- TASK STATEMENT
Present every line in which the string "Dunder" appears.

Dataset rows:
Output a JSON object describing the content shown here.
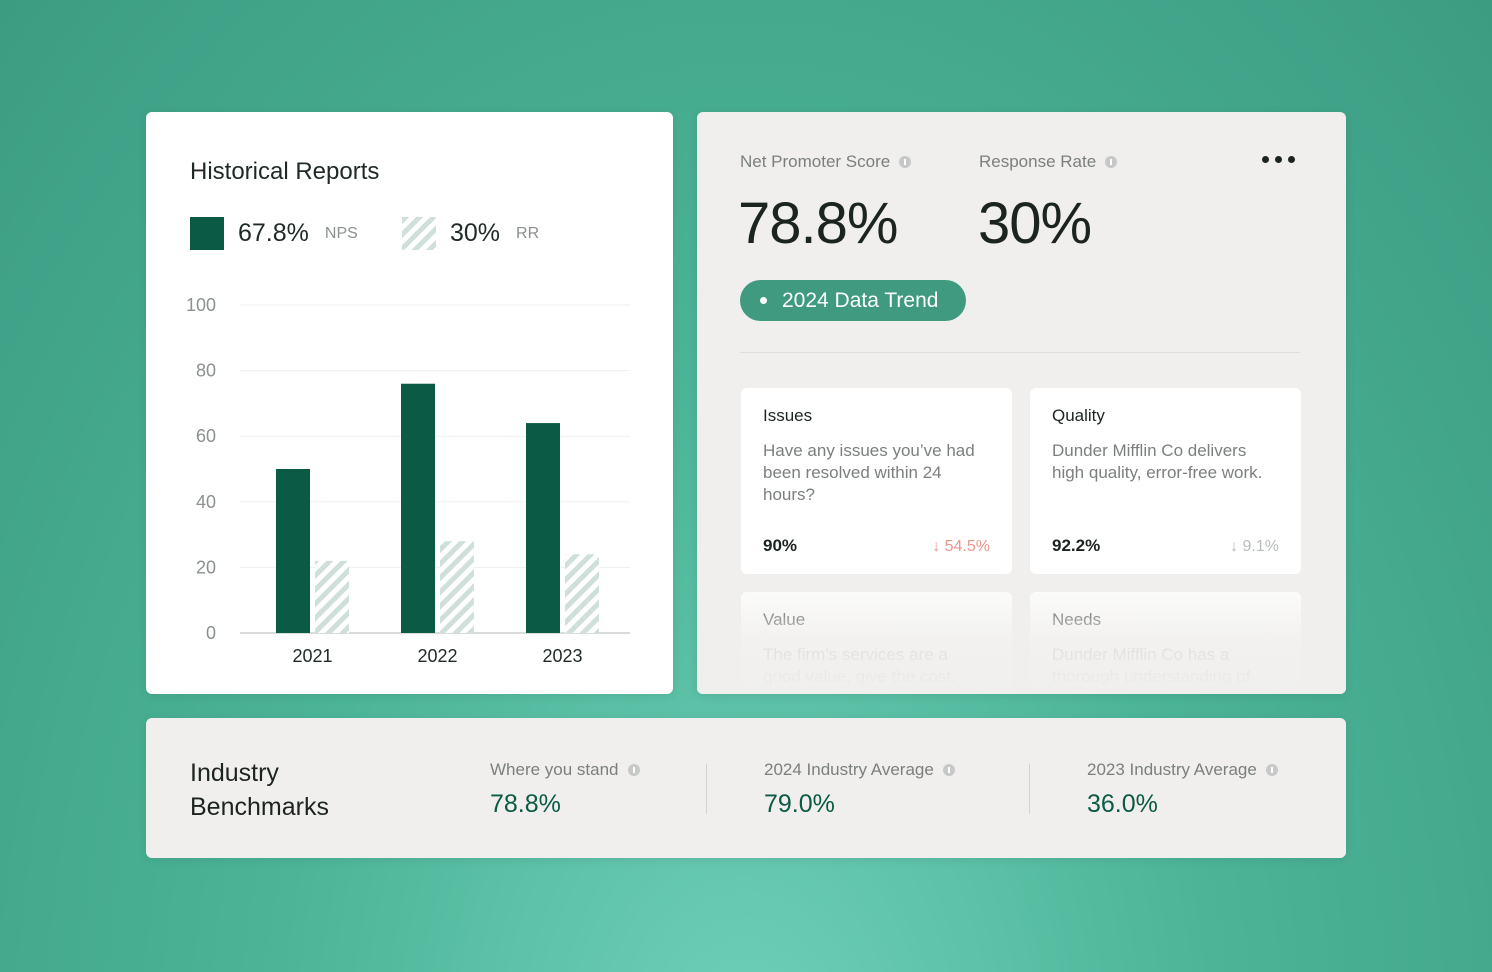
{
  "historical": {
    "title": "Historical Reports",
    "legend": [
      {
        "value": "67.8%",
        "label": "NPS"
      },
      {
        "value": "30%",
        "label": "RR"
      }
    ]
  },
  "chart_data": {
    "type": "bar",
    "categories": [
      "2021",
      "2022",
      "2023"
    ],
    "series": [
      {
        "name": "NPS",
        "values": [
          50,
          76,
          64
        ]
      },
      {
        "name": "RR",
        "values": [
          22,
          28,
          24
        ]
      }
    ],
    "yticks": [
      0,
      20,
      40,
      60,
      80,
      100
    ],
    "ylim": [
      0,
      100
    ],
    "colors": {
      "NPS": "#0b5a45",
      "RR": "#cfe0da"
    },
    "grid": true
  },
  "score": {
    "nps_label": "Net Promoter Score",
    "nps_value": "78.8%",
    "rr_label": "Response Rate",
    "rr_value": "30%",
    "trend_button": "2024 Data Trend",
    "menu_icon": "more-horizontal-icon",
    "cards": [
      {
        "title": "Issues",
        "text": "Have any issues you’ve had been resolved within 24 hours?",
        "value": "90%",
        "delta": "↓ 54.5%",
        "delta_color": "#e8978b"
      },
      {
        "title": "Quality",
        "text": "Dunder Mifflin Co delivers high quality, error-free work.",
        "value": "92.2%",
        "delta": "↓ 9.1%",
        "delta_color": "#b8bcba"
      },
      {
        "title": "Value",
        "text": "The firm’s services are a good value, give the cost.",
        "value": "",
        "delta": ""
      },
      {
        "title": "Needs",
        "text": "Dunder Mifflin Co has a thorough understanding of",
        "value": "",
        "delta": ""
      }
    ]
  },
  "benchmarks": {
    "title": "Industry Benchmarks",
    "items": [
      {
        "label": "Where you stand",
        "value": "78.8%"
      },
      {
        "label": "2024 Industry Average",
        "value": "79.0%"
      },
      {
        "label": "2023 Industry Average",
        "value": "36.0%"
      }
    ]
  }
}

- RESULT BELOW
        "text": "Dunder Mifflin Co delivers high quality, error-free work.",
        "text": "Dunder Mifflin Co has a thorough understanding of",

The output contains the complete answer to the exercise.